[Data for this task]:
★ ★ ★ ★ ★

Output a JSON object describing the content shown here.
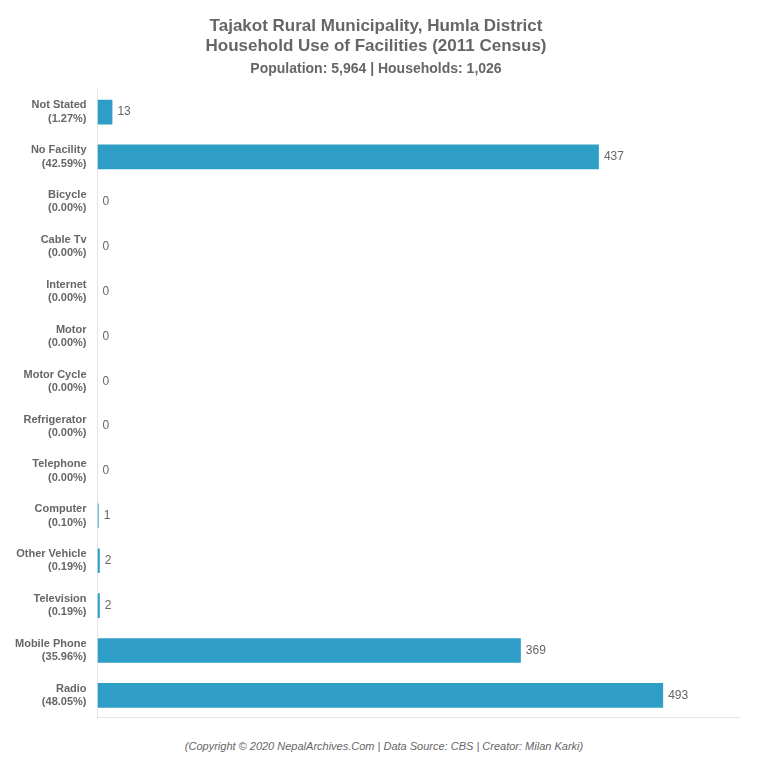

★ ★ ★ ★ ★

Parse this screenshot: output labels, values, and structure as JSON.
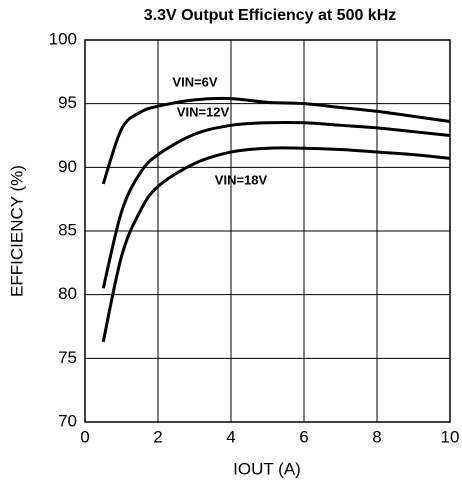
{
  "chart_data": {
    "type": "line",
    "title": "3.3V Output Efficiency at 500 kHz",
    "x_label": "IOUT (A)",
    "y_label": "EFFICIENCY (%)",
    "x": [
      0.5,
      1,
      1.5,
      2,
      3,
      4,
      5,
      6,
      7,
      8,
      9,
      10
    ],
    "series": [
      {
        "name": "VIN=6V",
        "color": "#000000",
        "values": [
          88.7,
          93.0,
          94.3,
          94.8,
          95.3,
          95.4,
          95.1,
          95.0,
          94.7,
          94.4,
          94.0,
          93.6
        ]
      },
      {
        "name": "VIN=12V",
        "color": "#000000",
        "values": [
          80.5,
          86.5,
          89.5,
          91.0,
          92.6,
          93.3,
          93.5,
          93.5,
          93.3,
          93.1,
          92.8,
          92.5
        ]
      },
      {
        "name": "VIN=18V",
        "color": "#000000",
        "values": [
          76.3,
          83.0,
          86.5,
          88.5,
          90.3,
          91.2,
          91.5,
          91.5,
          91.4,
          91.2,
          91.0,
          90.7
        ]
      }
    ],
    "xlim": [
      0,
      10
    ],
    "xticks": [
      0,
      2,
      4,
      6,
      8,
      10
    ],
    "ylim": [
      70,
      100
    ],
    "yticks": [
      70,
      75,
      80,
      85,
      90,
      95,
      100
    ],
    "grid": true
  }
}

★ ★ ★ ★ ★

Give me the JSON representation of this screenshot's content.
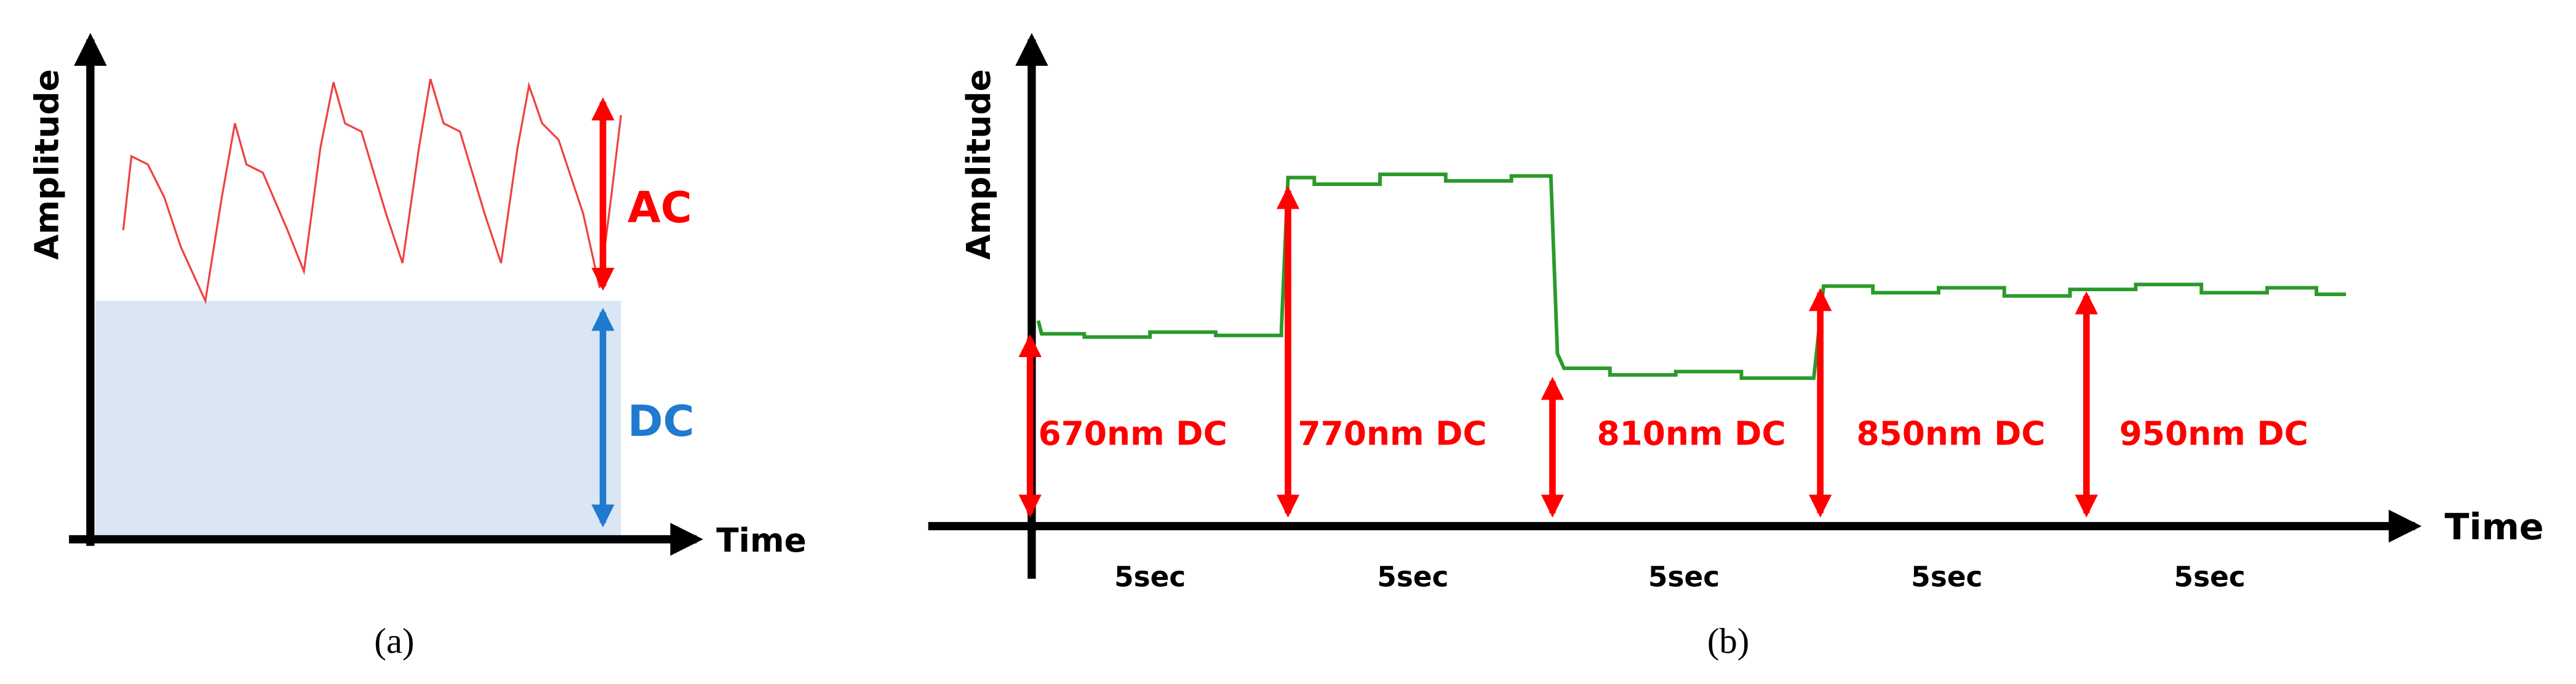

★ ★ ★ ★ ★

Every line of the listing that holds "content" should be found and copied.

Output a JSON object describing the content shown here.
Give me the JSON representation of this screenshot's content.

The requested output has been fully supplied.